**本文抜粋:**
+ + +
2.予約が必要であれば予約をする(各自治体によります。匿名でできるはずです)
3.当日に検査を受ける(受付→アンケート→採血→説明で終了。)
※僕の場合は10分程度で終了しました。ただ検査を受ける人数によっては長くなることもあると思います。
4.一週間後に結果を聞きに行く(自治体によっては即日検査を行なっているところもあります)
5.陽性だった場合には後日詳しい再検査
簡単にまとめるとこのような流れです。
説明してあるように「検査の曜日・時間・予約が必要か・結果が出るまでの時間」というのは各自治体によって違います。
あらかじめ確認しておきましょう。
HIV検査を受けて感じたデメリット

デメリットと言うほどのものでもないかもしれませんが、少し気になった部分もあったので挙げておきます。
人目に全く触れないわけではない
建物内には当然他の職員や出入りしている人が大勢います。
+ + +
**作業内容:**
a: HIV検査の手順を述べた本文抜粋によれば、筆者の場合、当日の検査はどの程度の時間で終わりましたか。
b: HIV検査の手順とデメリットを述べた本文抜粋を、最後の文の後から書き続けてください。
+ + +
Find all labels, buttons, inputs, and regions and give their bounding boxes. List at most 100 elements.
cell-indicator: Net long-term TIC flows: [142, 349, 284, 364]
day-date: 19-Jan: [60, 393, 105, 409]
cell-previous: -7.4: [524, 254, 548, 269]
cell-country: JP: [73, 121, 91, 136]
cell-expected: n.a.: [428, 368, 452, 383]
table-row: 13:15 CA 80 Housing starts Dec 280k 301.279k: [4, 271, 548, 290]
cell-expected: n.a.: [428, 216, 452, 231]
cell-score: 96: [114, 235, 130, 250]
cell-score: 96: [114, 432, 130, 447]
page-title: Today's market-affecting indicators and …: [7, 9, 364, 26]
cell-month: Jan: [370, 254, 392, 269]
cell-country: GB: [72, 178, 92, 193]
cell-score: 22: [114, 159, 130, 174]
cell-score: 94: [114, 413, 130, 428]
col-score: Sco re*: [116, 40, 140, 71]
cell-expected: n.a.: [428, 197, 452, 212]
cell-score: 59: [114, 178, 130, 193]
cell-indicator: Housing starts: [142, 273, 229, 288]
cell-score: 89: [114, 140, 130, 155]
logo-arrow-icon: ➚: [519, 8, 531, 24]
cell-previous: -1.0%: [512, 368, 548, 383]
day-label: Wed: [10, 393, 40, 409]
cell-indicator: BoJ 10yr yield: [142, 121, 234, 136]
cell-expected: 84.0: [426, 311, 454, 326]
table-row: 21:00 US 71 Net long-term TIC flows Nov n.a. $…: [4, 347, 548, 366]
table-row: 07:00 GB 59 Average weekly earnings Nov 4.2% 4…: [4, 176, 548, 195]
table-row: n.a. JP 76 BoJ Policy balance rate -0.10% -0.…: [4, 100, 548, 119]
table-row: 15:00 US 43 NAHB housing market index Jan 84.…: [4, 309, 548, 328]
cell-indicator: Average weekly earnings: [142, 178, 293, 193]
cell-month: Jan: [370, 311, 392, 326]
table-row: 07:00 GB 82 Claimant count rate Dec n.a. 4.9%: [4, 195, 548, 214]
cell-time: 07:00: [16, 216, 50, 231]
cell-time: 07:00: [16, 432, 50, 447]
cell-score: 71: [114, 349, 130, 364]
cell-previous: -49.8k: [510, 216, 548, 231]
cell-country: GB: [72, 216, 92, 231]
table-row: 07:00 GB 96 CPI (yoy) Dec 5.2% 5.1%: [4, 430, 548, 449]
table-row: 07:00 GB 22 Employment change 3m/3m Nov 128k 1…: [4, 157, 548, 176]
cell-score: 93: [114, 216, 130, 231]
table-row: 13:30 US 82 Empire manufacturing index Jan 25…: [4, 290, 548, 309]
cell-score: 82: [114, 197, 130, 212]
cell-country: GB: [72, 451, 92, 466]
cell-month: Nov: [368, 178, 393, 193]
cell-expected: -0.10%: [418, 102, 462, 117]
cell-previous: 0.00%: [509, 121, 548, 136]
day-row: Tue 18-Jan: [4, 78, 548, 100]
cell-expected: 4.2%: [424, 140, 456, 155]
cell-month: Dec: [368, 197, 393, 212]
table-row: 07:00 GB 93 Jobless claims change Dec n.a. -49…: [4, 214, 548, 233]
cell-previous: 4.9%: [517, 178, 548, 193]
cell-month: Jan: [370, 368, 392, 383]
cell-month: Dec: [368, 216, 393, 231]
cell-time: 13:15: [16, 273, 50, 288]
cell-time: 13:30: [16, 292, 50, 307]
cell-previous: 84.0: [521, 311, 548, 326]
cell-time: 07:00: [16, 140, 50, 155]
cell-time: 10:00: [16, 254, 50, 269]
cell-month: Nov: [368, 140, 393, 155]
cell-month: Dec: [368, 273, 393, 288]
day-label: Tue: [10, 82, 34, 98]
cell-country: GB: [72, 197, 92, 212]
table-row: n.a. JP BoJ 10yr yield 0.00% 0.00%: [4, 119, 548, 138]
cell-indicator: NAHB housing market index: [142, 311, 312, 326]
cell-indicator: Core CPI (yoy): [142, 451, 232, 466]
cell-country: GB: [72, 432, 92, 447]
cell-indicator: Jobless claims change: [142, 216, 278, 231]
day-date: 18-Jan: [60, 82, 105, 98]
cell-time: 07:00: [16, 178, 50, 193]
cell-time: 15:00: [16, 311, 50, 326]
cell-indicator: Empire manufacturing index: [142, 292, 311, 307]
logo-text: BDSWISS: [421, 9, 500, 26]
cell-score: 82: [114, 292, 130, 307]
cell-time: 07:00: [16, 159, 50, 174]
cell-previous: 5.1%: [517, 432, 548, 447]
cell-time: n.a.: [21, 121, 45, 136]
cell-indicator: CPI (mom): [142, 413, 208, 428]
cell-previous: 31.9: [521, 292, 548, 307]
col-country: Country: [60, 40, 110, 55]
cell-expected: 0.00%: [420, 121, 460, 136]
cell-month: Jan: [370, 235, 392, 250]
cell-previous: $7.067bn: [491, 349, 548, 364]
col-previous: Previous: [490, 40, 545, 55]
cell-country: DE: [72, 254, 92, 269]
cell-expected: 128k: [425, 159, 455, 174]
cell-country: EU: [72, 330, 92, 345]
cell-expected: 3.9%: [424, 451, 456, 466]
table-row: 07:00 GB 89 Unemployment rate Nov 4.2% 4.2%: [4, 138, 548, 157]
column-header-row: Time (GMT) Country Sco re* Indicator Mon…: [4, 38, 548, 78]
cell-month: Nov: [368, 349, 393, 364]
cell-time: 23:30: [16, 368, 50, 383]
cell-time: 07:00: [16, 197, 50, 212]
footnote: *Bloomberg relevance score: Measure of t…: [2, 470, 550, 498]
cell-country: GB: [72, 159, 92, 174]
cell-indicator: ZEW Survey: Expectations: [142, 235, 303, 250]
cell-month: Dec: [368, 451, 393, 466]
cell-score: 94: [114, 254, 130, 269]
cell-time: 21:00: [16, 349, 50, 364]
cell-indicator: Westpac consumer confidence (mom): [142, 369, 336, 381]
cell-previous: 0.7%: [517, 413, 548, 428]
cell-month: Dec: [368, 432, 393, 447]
+ + +
**課題の解答:**
a: 10分程度で終了しました。

b:
別にHIV検査に来たということがその人たち全員にバレているわけではありません。「HIV検査はここです!」とデカデカと張り紙がしているわけでもありません。
ただ他の職員だったり、検査場所・日時の情報を知っている人には知られているんだなぁと思うと少し恥ずかしいような気持ちにはなります。
別に恥ずかしがることじゃないと言えばそれまでなのですが、やっぱり気になる人はいるかと思います。
基本は平日の日中だけ
保健所自体が土日、祝祭日、夜間は閉まるということもあって、基本的に平日で日中だけしか検査を行っていない自治体が多いようです。僕の住んでる所も平日で昼限定でした。
仕事の関係などで「土日だったり、夜だったりじゃないと行ける機会が少ない」っていう人も多いと思います。
ただし夜間や土日に検査を実施している自治体も、数は少ないですが存在するようです。
病院でHIV検査を受けるという選択肢

保健所ではなく病院で検査を受けることも可能です。
病院であれば土曜日でもOK、時間も決まった時間ではなく、ある程度自分の都合に合わせて検査が可能であるというメリットはあります。
またかかりつけの病院があるのなら、安心して受けやすいかもしれませんね。
基本的には泌尿器科や産婦人科で検査が可能です。
内科や皮膚科では検査できる所・できない所とあるようです。受診したい病院が内科や皮膚科であれば事前に検査が可能か確認しておきましょう。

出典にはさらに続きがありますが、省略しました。